▸ **GIVEN INFORMATION**:
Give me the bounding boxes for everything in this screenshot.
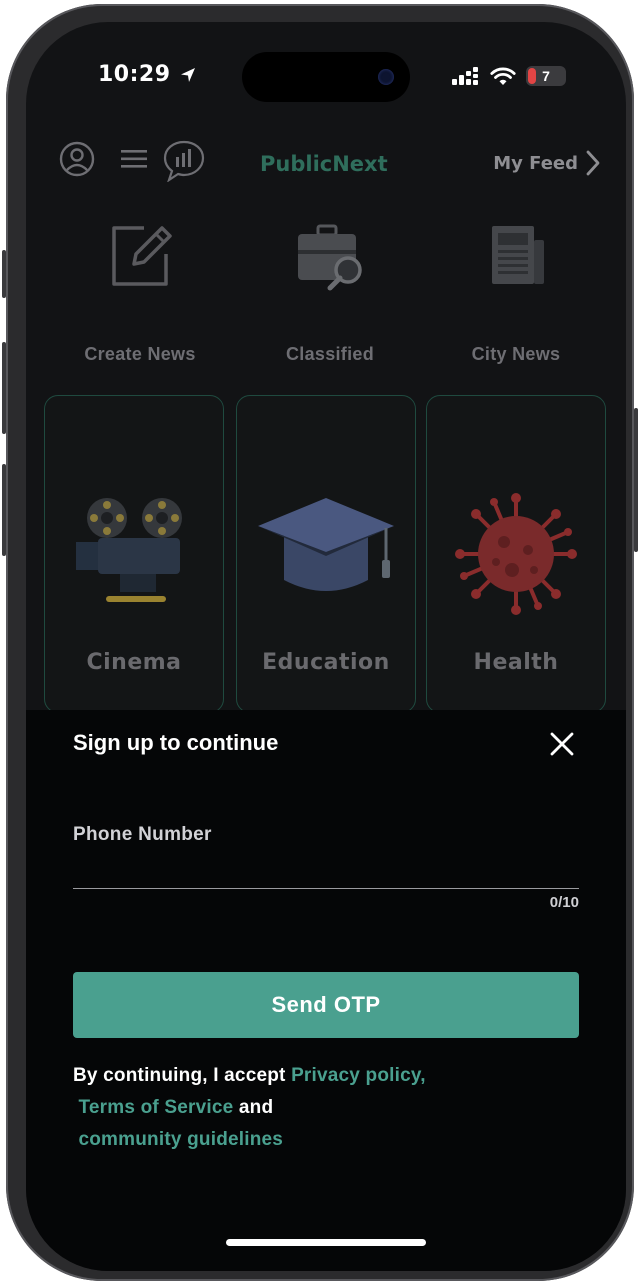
- send-otp-button[interactable]: Send OTP: [73, 972, 579, 1038]
- privacy-policy-link[interactable]: Privacy policy,: [291, 1065, 426, 1086]
- status-time: 10:29: [98, 62, 197, 87]
- category-label: Education: [262, 650, 390, 675]
- sheet-title: Sign up to continue: [73, 730, 279, 755]
- my-feed-link[interactable]: My Feed: [493, 150, 600, 176]
- brand-title: PublicNext: [260, 152, 388, 176]
- category-label: Cinema: [86, 650, 182, 675]
- community-guidelines-link[interactable]: community guidelines: [78, 1129, 283, 1150]
- edit-icon: [112, 226, 172, 286]
- volume-up-button: [2, 342, 6, 434]
- app-screen: 10:29 7 PublicNext My Feed Create News C…: [26, 22, 626, 1271]
- close-icon[interactable]: [546, 728, 578, 760]
- action-button: [2, 250, 6, 298]
- wifi-icon: [490, 67, 516, 85]
- camera-icon: [378, 69, 394, 85]
- volume-down-button: [2, 464, 6, 556]
- quick-action-label: Create News: [84, 344, 196, 364]
- newspaper-icon: [492, 226, 544, 284]
- quick-action-city-news[interactable]: City News: [416, 220, 616, 365]
- and-text: and: [233, 1097, 274, 1118]
- home-indicator[interactable]: [226, 1239, 426, 1246]
- phone-frame: 10:29 7 PublicNext My Feed Create News C…: [2, 4, 638, 1281]
- cellular-signal-icon: [452, 67, 478, 85]
- location-arrow-icon: [180, 67, 195, 82]
- legal-prefix: By continuing, I accept: [73, 1065, 292, 1086]
- my-feed-label: My Feed: [493, 152, 578, 174]
- legal-text: By continuing, I accept Privacy policy, …: [73, 1060, 593, 1156]
- phone-field-underline: [73, 888, 579, 889]
- battery-icon: 7: [526, 66, 566, 86]
- chevron-right-icon: [586, 150, 600, 176]
- battery-level: 7: [542, 68, 550, 84]
- signup-sheet: Sign up to continue Phone Number 0/10 Se…: [26, 710, 626, 1271]
- app-header: PublicNext My Feed: [26, 140, 626, 184]
- clock-text: 10:29: [98, 62, 171, 87]
- category-label: Health: [473, 650, 559, 675]
- category-card-health[interactable]: Health: [426, 395, 606, 713]
- power-button: [634, 408, 638, 552]
- profile-icon[interactable]: [58, 140, 96, 178]
- dynamic-island: [242, 52, 410, 102]
- character-counter: 0/10: [549, 894, 579, 911]
- poll-chat-icon[interactable]: [162, 140, 206, 182]
- graduation-cap-icon: [258, 498, 394, 591]
- quick-action-label: City News: [471, 344, 561, 364]
- category-card-cinema[interactable]: Cinema: [44, 395, 224, 713]
- terms-of-service-link[interactable]: Terms of Service: [78, 1097, 233, 1118]
- briefcase-search-icon: [298, 224, 362, 291]
- virus-icon: [455, 493, 577, 615]
- category-card-education[interactable]: Education: [236, 395, 416, 713]
- status-indicators: 7: [452, 66, 566, 86]
- movie-camera-icon: [76, 498, 182, 602]
- phone-number-field[interactable]: Phone Number: [73, 824, 212, 846]
- quick-action-classified[interactable]: Classified: [230, 220, 430, 365]
- quick-action-label: Classified: [285, 344, 375, 364]
- quick-action-create-news[interactable]: Create News: [40, 220, 240, 365]
- menu-icon[interactable]: [120, 148, 148, 170]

▸ **WHAT THE TASK ASKS**:
Using the entries above, copy out all lines that contain the string "Cinema".

▸ **OUTPUT**:
- category-label: Cinema: [86, 650, 182, 675]
- category-card-cinema[interactable]: Cinema: [44, 395, 224, 713]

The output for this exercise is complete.